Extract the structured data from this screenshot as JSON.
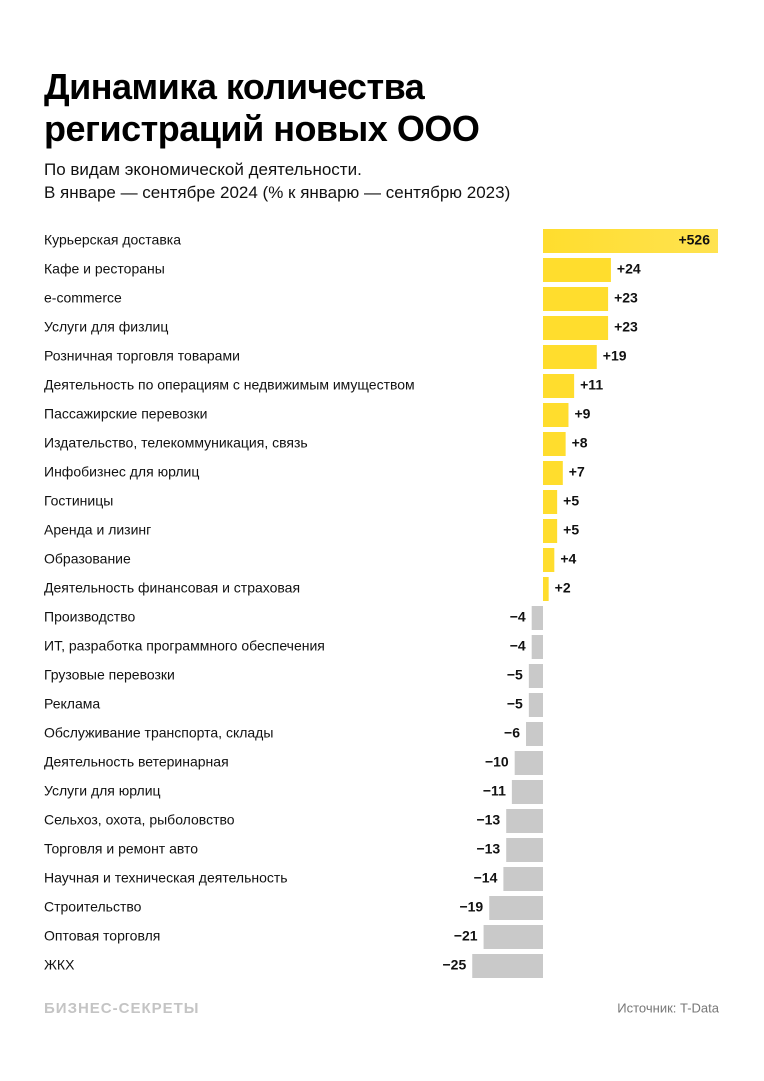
{
  "chart_data": {
    "type": "bar",
    "orientation": "horizontal",
    "title": "Динамика количества\nрегистраций новых ООО",
    "subtitle": "По видам экономической деятельности.\nВ январе — сентябре 2024 (% к январю — сентябрю 2023)",
    "categories": [
      "Курьерская доставка",
      "Кафе и рестораны",
      "e-commerce",
      "Услуги для физлиц",
      "Розничная торговля товарами",
      "Деятельность по операциям с недвижимым имуществом",
      "Пассажирские перевозки",
      "Издательство, телекоммуникация, связь",
      "Инфобизнес для юрлиц",
      "Гостиницы",
      "Аренда и лизинг",
      "Образование",
      "Деятельность финансовая и страховая",
      "Производство",
      "ИТ, разработка программного обеспечения",
      "Грузовые перевозки",
      "Реклама",
      "Обслуживание транспорта, склады",
      "Деятельность ветеринарная",
      "Услуги для юрлиц",
      "Сельхоз, охота, рыболовство",
      "Торговля и ремонт авто",
      "Научная и техническая деятельность",
      "Строительство",
      "Оптовая торговля",
      "ЖКХ"
    ],
    "values": [
      526,
      24,
      23,
      23,
      19,
      11,
      9,
      8,
      7,
      5,
      5,
      4,
      2,
      -4,
      -4,
      -5,
      -5,
      -6,
      -10,
      -11,
      -13,
      -13,
      -14,
      -19,
      -21,
      -25
    ],
    "value_labels": [
      "+526",
      "+24",
      "+23",
      "+23",
      "+19",
      "+11",
      "+9",
      "+8",
      "+7",
      "+5",
      "+5",
      "+4",
      "+2",
      "−4",
      "−4",
      "−5",
      "−5",
      "−6",
      "−10",
      "−11",
      "−13",
      "−13",
      "−14",
      "−19",
      "−21",
      "−25"
    ],
    "positive_color": "#ffdd2d",
    "negative_color": "#c9c9c9",
    "brand": "БИЗНЕС-СЕКРЕТЫ",
    "source": "Источник: T-Data"
  }
}
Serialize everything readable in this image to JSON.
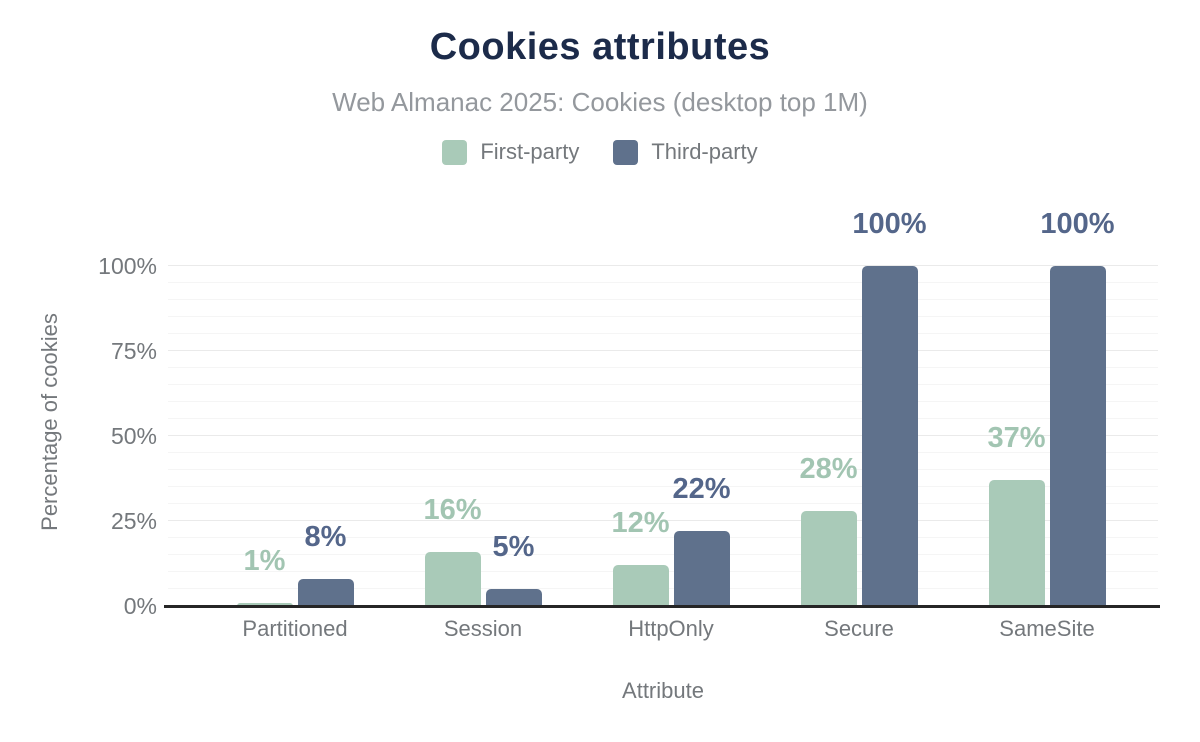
{
  "chart_data": {
    "type": "bar",
    "title": "Cookies attributes",
    "subtitle": "Web Almanac 2025: Cookies (desktop top 1M)",
    "xlabel": "Attribute",
    "ylabel": "Percentage of cookies",
    "categories": [
      "Partitioned",
      "Session",
      "HttpOnly",
      "Secure",
      "SameSite"
    ],
    "series": [
      {
        "name": "First-party",
        "color": "#a9cab8",
        "label_color": "#a2c5b2",
        "values": [
          1,
          16,
          12,
          28,
          37
        ]
      },
      {
        "name": "Third-party",
        "color": "#5f718c",
        "label_color": "#54668a",
        "values": [
          8,
          5,
          22,
          100,
          100
        ]
      }
    ],
    "value_suffix": "%",
    "y_ticks": [
      {
        "label": "0%",
        "value": 0
      },
      {
        "label": "25%",
        "value": 25
      },
      {
        "label": "50%",
        "value": 50
      },
      {
        "label": "75%",
        "value": 75
      },
      {
        "label": "100%",
        "value": 100
      }
    ],
    "ylim": [
      0,
      100
    ],
    "grid": {
      "on": true,
      "minor_step": 5,
      "major_step": 25
    },
    "legend_position": "top",
    "colors": {
      "title": "#1c2b4a",
      "subtitle": "#94989d",
      "axis_text": "#74787c",
      "axis_line": "#262626"
    }
  }
}
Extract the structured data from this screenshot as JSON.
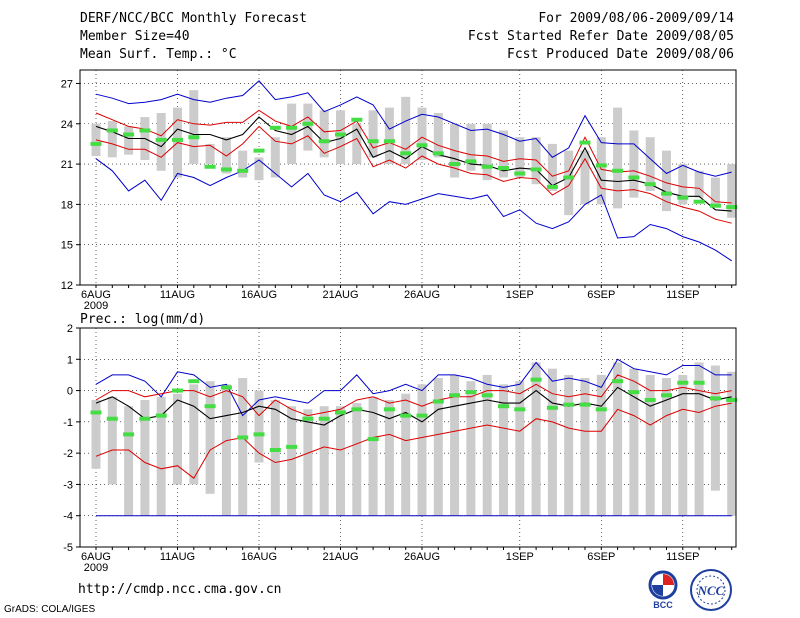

........

• **PROBLEM TO SOLVE**:
Give the count of lines in the data shown above that contain "subtitle", and nothing else.

• **TASK RESPONSE**:
3